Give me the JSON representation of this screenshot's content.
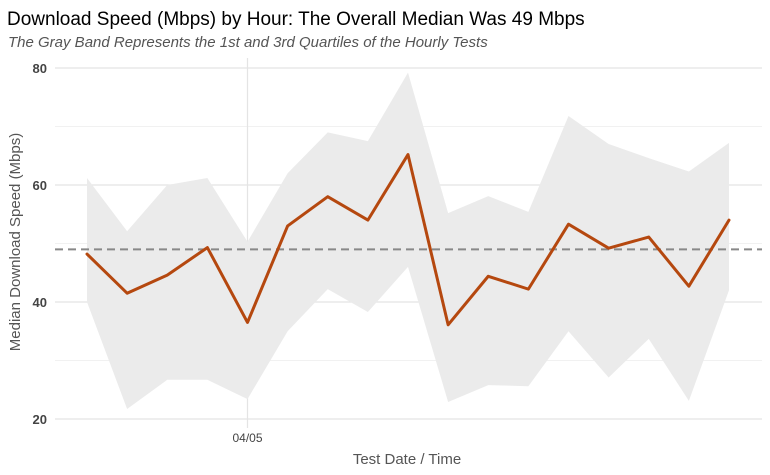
{
  "chart_data": {
    "type": "line",
    "title": "Download Speed (Mbps) by Hour: The Overall Median Was 49 Mbps",
    "subtitle": "The Gray Band Represents the 1st and 3rd Quartiles of the Hourly Tests",
    "xlabel": "Test Date / Time",
    "ylabel": "Median Download Speed (Mbps)",
    "x_tick_labels": [
      "04/05"
    ],
    "y_ticks": [
      20,
      40,
      60,
      80
    ],
    "ylim": [
      18,
      82
    ],
    "grid": true,
    "reference_line": {
      "value": 49,
      "style": "dashed",
      "color": "#888888"
    },
    "series": [
      {
        "values": [
          48.2,
          41.5,
          44.6,
          49.3,
          36.5,
          53.0,
          58.0,
          54.0,
          65.2,
          36.1,
          44.4,
          42.2,
          53.3,
          49.2,
          51.1,
          42.7,
          54.0
        ],
        "q1": [
          40.0,
          21.7,
          26.7,
          26.7,
          23.4,
          35.0,
          42.2,
          38.3,
          46.0,
          22.9,
          25.8,
          25.6,
          35.0,
          27.1,
          33.7,
          23.1,
          42.0
        ],
        "q3": [
          61.2,
          52.1,
          60.0,
          61.2,
          50.3,
          62.0,
          69.0,
          67.5,
          79.2,
          55.2,
          58.1,
          55.4,
          71.8,
          67.0,
          64.6,
          62.3,
          67.2
        ]
      }
    ],
    "colors": {
      "line": "#b5480f",
      "band": "#ebebeb",
      "grid": "#e4e4e4",
      "reference": "#888888"
    }
  }
}
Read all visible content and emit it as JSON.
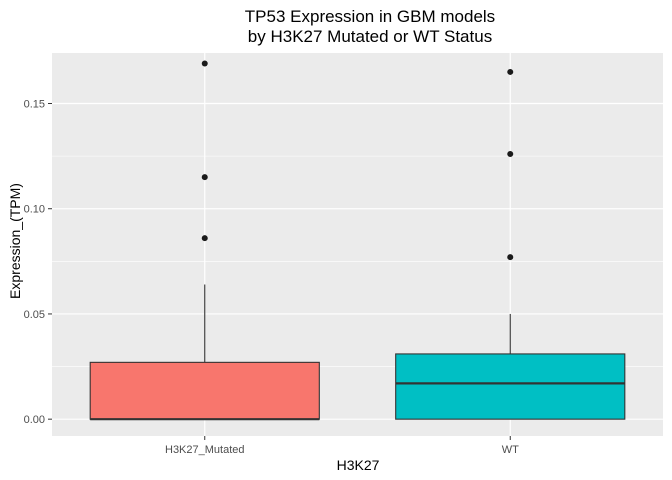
{
  "chart_data": {
    "type": "boxplot",
    "title": "TP53 Expression in GBM models\nby H3K27 Mutated or WT Status",
    "xlabel": "H3K27",
    "ylabel": "Expression_(TPM)",
    "categories": [
      "H3K27_Mutated",
      "WT"
    ],
    "ylim": [
      -0.008,
      0.174
    ],
    "yticks": [
      0.0,
      0.05,
      0.1,
      0.15
    ],
    "ytick_labels": [
      "0.00",
      "0.05",
      "0.10",
      "0.15"
    ],
    "grid": true,
    "legend": "none",
    "boxes": [
      {
        "category": "H3K27_Mutated",
        "color": "#F8766D",
        "min": 0.0,
        "q1": 0.0,
        "median": 0.0,
        "q3": 0.027,
        "max": 0.064,
        "outliers": [
          0.086,
          0.115,
          0.169
        ]
      },
      {
        "category": "WT",
        "color": "#00BFC4",
        "min": 0.0,
        "q1": 0.0,
        "median": 0.017,
        "q3": 0.031,
        "max": 0.05,
        "outliers": [
          0.077,
          0.126,
          0.165
        ]
      }
    ]
  },
  "colors": {
    "panel_background": "#EBEBEB",
    "grid_major": "#FFFFFF",
    "outline": "#333333",
    "outlier": "#1A1A1A"
  }
}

PROBLEM DESCRIPTION: Extract the entries in full, exactly as they are, minus the pictures.

COMPLETED EXERCISE:
Give me the JSON representation of this screenshot's content.
{
  "chart_data": {
    "type": "line",
    "title": "Download Speed (Mbps) by Hour: The Overall Median Was 49 Mbps",
    "subtitle": "The Gray Band Represents the 1st and 3rd Quartiles of the Hourly Tests",
    "xlabel": "Test Date / Time",
    "ylabel": "Median Download Speed (Mbps)",
    "x_tick_labels": [
      "04/05"
    ],
    "y_ticks": [
      20,
      40,
      60,
      80
    ],
    "ylim": [
      18,
      82
    ],
    "grid": true,
    "reference_line": {
      "value": 49,
      "style": "dashed",
      "color": "#888888"
    },
    "series": [
      {
        "values": [
          48.2,
          41.5,
          44.6,
          49.3,
          36.5,
          53.0,
          58.0,
          54.0,
          65.2,
          36.1,
          44.4,
          42.2,
          53.3,
          49.2,
          51.1,
          42.7,
          54.0
        ],
        "q1": [
          40.0,
          21.7,
          26.7,
          26.7,
          23.4,
          35.0,
          42.2,
          38.3,
          46.0,
          22.9,
          25.8,
          25.6,
          35.0,
          27.1,
          33.7,
          23.1,
          42.0
        ],
        "q3": [
          61.2,
          52.1,
          60.0,
          61.2,
          50.3,
          62.0,
          69.0,
          67.5,
          79.2,
          55.2,
          58.1,
          55.4,
          71.8,
          67.0,
          64.6,
          62.3,
          67.2
        ]
      }
    ],
    "colors": {
      "line": "#b5480f",
      "band": "#ebebeb",
      "grid": "#e4e4e4",
      "reference": "#888888"
    }
  }
}
Read all visible content and emit it as JSON.
{
  "chart_data": {
    "type": "boxplot",
    "title": "TP53 Expression in GBM models\nby H3K27 Mutated or WT Status",
    "xlabel": "H3K27",
    "ylabel": "Expression_(TPM)",
    "categories": [
      "H3K27_Mutated",
      "WT"
    ],
    "ylim": [
      -0.008,
      0.174
    ],
    "yticks": [
      0.0,
      0.05,
      0.1,
      0.15
    ],
    "ytick_labels": [
      "0.00",
      "0.05",
      "0.10",
      "0.15"
    ],
    "grid": true,
    "legend": "none",
    "boxes": [
      {
        "category": "H3K27_Mutated",
        "color": "#F8766D",
        "min": 0.0,
        "q1": 0.0,
        "median": 0.0,
        "q3": 0.027,
        "max": 0.064,
        "outliers": [
          0.086,
          0.115,
          0.169
        ]
      },
      {
        "category": "WT",
        "color": "#00BFC4",
        "min": 0.0,
        "q1": 0.0,
        "median": 0.017,
        "q3": 0.031,
        "max": 0.05,
        "outliers": [
          0.077,
          0.126,
          0.165
        ]
      }
    ]
  },
  "colors": {
    "panel_background": "#EBEBEB",
    "grid_major": "#FFFFFF",
    "outline": "#333333",
    "outlier": "#1A1A1A"
  }
}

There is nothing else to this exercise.